Problem
It is required that all of the data be written out exactly.

--- start of Input for this task ---

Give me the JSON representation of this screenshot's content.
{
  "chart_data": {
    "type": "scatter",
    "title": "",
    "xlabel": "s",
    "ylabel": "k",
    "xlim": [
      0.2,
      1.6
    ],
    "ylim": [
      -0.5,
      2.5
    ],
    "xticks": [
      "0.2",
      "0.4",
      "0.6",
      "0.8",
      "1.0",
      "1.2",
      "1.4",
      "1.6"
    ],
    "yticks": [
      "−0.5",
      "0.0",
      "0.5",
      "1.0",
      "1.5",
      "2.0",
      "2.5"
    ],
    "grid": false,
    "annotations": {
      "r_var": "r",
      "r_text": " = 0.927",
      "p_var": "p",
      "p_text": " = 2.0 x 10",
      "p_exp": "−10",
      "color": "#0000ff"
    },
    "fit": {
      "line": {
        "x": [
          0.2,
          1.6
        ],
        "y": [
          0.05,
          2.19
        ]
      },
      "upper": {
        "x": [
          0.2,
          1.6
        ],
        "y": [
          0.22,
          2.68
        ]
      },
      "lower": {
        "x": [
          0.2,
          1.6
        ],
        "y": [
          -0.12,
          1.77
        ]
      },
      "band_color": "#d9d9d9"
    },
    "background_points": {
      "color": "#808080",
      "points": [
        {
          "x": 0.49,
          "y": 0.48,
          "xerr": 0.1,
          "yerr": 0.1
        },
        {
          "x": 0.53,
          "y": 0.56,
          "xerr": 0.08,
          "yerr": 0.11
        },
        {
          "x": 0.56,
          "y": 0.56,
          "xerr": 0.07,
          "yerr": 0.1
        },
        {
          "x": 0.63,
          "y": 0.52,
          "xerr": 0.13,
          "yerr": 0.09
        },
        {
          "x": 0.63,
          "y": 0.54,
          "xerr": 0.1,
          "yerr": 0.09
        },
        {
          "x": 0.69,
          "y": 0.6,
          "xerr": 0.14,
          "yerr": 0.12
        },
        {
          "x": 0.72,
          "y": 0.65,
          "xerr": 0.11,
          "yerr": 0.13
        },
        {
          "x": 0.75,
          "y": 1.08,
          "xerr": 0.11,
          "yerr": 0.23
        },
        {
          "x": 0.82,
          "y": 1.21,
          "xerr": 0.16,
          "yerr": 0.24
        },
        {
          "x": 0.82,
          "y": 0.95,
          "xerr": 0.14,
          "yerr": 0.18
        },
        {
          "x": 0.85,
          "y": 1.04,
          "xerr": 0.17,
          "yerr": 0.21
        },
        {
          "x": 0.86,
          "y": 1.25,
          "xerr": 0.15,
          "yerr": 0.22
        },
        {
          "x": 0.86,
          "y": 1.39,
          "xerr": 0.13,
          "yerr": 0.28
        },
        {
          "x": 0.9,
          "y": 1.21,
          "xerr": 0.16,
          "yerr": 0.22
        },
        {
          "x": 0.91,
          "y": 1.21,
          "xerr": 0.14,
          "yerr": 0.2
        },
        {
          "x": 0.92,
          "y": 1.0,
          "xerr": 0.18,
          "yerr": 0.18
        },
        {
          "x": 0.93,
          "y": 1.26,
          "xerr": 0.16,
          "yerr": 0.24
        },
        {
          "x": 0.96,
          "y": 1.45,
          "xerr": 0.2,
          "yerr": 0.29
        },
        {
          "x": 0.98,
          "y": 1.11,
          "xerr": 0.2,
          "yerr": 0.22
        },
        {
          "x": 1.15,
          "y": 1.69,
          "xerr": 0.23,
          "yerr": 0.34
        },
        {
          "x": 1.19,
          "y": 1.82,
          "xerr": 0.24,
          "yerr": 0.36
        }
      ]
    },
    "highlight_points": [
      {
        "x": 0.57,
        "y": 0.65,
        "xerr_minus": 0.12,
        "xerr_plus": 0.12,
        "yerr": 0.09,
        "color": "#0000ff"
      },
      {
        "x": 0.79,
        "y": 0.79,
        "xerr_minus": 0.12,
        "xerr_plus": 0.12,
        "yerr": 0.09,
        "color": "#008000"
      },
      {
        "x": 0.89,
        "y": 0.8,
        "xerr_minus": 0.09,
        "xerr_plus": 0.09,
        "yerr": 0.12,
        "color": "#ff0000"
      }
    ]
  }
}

--- end of Input for this task ---

Worked solution
Give me the JSON representation of this screenshot's content.
{
  "chart_data": {
    "type": "scatter",
    "title": "",
    "xlabel": "s",
    "ylabel": "k",
    "xlim": [
      0.2,
      1.6
    ],
    "ylim": [
      -0.5,
      2.5
    ],
    "xticks": [
      "0.2",
      "0.4",
      "0.6",
      "0.8",
      "1.0",
      "1.2",
      "1.4",
      "1.6"
    ],
    "yticks": [
      "−0.5",
      "0.0",
      "0.5",
      "1.0",
      "1.5",
      "2.0",
      "2.5"
    ],
    "grid": false,
    "annotations": {
      "r_var": "r",
      "r_text": " = 0.927",
      "p_var": "p",
      "p_text": " = 2.0 x 10",
      "p_exp": "−10",
      "color": "#0000ff"
    },
    "fit": {
      "line": {
        "x": [
          0.2,
          1.6
        ],
        "y": [
          0.05,
          2.19
        ]
      },
      "upper": {
        "x": [
          0.2,
          1.6
        ],
        "y": [
          0.22,
          2.68
        ]
      },
      "lower": {
        "x": [
          0.2,
          1.6
        ],
        "y": [
          -0.12,
          1.77
        ]
      },
      "band_color": "#d9d9d9"
    },
    "background_points": {
      "color": "#808080",
      "points": [
        {
          "x": 0.49,
          "y": 0.48,
          "xerr": 0.1,
          "yerr": 0.1
        },
        {
          "x": 0.53,
          "y": 0.56,
          "xerr": 0.08,
          "yerr": 0.11
        },
        {
          "x": 0.56,
          "y": 0.56,
          "xerr": 0.07,
          "yerr": 0.1
        },
        {
          "x": 0.63,
          "y": 0.52,
          "xerr": 0.13,
          "yerr": 0.09
        },
        {
          "x": 0.63,
          "y": 0.54,
          "xerr": 0.1,
          "yerr": 0.09
        },
        {
          "x": 0.69,
          "y": 0.6,
          "xerr": 0.14,
          "yerr": 0.12
        },
        {
          "x": 0.72,
          "y": 0.65,
          "xerr": 0.11,
          "yerr": 0.13
        },
        {
          "x": 0.75,
          "y": 1.08,
          "xerr": 0.11,
          "yerr": 0.23
        },
        {
          "x": 0.82,
          "y": 1.21,
          "xerr": 0.16,
          "yerr": 0.24
        },
        {
          "x": 0.82,
          "y": 0.95,
          "xerr": 0.14,
          "yerr": 0.18
        },
        {
          "x": 0.85,
          "y": 1.04,
          "xerr": 0.17,
          "yerr": 0.21
        },
        {
          "x": 0.86,
          "y": 1.25,
          "xerr": 0.15,
          "yerr": 0.22
        },
        {
          "x": 0.86,
          "y": 1.39,
          "xerr": 0.13,
          "yerr": 0.28
        },
        {
          "x": 0.9,
          "y": 1.21,
          "xerr": 0.16,
          "yerr": 0.22
        },
        {
          "x": 0.91,
          "y": 1.21,
          "xerr": 0.14,
          "yerr": 0.2
        },
        {
          "x": 0.92,
          "y": 1.0,
          "xerr": 0.18,
          "yerr": 0.18
        },
        {
          "x": 0.93,
          "y": 1.26,
          "xerr": 0.16,
          "yerr": 0.24
        },
        {
          "x": 0.96,
          "y": 1.45,
          "xerr": 0.2,
          "yerr": 0.29
        },
        {
          "x": 0.98,
          "y": 1.11,
          "xerr": 0.2,
          "yerr": 0.22
        },
        {
          "x": 1.15,
          "y": 1.69,
          "xerr": 0.23,
          "yerr": 0.34
        },
        {
          "x": 1.19,
          "y": 1.82,
          "xerr": 0.24,
          "yerr": 0.36
        }
      ]
    },
    "highlight_points": [
      {
        "x": 0.57,
        "y": 0.65,
        "xerr_minus": 0.12,
        "xerr_plus": 0.12,
        "yerr": 0.09,
        "color": "#0000ff"
      },
      {
        "x": 0.79,
        "y": 0.79,
        "xerr_minus": 0.12,
        "xerr_plus": 0.12,
        "yerr": 0.09,
        "color": "#008000"
      },
      {
        "x": 0.89,
        "y": 0.8,
        "xerr_minus": 0.09,
        "xerr_plus": 0.09,
        "yerr": 0.12,
        "color": "#ff0000"
      }
    ]
  }
}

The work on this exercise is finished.